_Work to complete_
Pull out the data from its first line up to and including the line containing "247, 804, 453]", and reproduce those lines verbatim.

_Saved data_
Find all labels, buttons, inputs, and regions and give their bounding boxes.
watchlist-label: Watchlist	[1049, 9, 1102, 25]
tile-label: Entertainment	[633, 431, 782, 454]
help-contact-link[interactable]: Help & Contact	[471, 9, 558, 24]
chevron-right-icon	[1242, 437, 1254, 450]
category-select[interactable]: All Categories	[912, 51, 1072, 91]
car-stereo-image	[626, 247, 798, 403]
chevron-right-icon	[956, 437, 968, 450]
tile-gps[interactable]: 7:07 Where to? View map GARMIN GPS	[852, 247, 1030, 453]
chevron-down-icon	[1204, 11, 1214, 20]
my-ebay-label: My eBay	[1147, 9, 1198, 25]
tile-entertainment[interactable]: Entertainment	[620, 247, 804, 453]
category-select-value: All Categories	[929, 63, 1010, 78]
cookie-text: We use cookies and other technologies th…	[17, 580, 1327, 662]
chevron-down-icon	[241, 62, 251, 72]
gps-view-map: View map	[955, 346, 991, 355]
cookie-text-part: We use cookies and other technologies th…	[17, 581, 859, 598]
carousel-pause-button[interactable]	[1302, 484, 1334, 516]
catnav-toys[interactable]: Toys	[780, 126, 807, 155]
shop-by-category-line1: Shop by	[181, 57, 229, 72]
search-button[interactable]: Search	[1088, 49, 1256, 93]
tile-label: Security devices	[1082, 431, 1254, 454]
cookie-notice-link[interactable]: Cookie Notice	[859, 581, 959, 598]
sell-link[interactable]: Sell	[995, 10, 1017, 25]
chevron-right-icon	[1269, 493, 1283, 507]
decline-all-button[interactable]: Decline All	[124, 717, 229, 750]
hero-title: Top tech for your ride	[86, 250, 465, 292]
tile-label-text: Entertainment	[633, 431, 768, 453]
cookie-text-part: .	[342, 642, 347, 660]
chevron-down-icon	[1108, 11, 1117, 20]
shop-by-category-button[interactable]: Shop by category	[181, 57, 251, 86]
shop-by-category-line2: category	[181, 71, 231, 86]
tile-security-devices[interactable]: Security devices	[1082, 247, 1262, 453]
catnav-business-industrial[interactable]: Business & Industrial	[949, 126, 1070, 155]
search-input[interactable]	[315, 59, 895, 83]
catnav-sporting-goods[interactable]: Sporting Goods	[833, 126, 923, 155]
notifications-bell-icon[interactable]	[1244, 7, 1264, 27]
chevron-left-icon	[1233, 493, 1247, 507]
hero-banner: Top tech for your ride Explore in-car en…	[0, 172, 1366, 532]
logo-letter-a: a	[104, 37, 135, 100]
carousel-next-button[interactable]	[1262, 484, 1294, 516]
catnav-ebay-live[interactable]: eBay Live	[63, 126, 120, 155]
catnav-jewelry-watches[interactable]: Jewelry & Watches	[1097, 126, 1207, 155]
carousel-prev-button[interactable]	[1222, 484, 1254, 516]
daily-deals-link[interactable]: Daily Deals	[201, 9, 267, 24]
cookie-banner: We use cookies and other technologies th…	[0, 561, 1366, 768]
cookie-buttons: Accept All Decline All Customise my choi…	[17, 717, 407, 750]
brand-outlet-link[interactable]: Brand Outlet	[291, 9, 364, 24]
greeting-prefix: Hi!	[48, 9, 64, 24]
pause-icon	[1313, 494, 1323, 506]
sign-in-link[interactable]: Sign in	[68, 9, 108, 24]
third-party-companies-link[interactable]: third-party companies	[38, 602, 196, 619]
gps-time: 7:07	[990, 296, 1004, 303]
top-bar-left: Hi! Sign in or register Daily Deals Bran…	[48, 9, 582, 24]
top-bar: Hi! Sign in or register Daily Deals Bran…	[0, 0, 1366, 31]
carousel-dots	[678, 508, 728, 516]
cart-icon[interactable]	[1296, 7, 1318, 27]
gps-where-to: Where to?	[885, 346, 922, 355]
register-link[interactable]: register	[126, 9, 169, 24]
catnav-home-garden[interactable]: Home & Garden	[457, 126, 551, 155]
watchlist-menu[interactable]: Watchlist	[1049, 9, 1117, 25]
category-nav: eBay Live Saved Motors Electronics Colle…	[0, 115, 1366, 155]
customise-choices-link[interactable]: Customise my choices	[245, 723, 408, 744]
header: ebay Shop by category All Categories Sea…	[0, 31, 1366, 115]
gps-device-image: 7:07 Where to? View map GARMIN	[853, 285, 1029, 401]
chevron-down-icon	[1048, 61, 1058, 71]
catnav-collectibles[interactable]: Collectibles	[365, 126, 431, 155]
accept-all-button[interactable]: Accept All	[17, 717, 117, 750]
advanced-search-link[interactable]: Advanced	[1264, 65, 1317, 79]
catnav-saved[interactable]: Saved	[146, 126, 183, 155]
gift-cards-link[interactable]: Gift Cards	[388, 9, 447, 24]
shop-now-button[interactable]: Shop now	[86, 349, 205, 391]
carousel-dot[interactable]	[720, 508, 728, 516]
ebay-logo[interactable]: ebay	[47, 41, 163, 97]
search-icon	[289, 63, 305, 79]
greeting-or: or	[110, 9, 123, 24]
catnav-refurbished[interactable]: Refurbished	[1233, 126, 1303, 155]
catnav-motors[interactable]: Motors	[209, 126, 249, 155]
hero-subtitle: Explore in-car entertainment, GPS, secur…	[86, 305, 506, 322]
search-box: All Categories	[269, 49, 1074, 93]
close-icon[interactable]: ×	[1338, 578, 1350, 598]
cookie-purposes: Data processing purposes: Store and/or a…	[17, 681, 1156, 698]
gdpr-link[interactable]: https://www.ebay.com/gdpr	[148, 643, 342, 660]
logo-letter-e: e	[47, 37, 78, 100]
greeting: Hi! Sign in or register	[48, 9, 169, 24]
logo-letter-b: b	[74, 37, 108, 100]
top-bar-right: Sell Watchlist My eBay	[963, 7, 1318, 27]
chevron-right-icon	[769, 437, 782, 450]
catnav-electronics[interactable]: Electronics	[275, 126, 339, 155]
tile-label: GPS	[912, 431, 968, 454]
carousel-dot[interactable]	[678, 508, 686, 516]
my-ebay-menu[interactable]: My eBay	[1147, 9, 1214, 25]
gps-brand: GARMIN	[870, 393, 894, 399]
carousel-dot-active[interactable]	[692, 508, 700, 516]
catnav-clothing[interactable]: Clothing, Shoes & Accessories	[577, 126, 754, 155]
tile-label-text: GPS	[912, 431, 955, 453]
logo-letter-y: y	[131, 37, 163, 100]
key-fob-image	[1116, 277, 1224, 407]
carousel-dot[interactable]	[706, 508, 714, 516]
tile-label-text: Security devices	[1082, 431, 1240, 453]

_Expected output_
Find all labels, buttons, inputs, and regions and give their bounding boxes.
watchlist-label: Watchlist	[1049, 9, 1102, 25]
tile-label: Entertainment	[633, 431, 782, 454]
help-contact-link[interactable]: Help & Contact	[471, 9, 558, 24]
chevron-right-icon	[1242, 437, 1254, 450]
category-select[interactable]: All Categories	[912, 51, 1072, 91]
car-stereo-image	[626, 247, 798, 403]
chevron-right-icon	[956, 437, 968, 450]
tile-gps[interactable]: 7:07 Where to? View map GARMIN GPS	[852, 247, 1030, 453]
chevron-down-icon	[1204, 11, 1214, 20]
my-ebay-label: My eBay	[1147, 9, 1198, 25]
tile-entertainment[interactable]: Entertainment	[620, 247, 804, 453]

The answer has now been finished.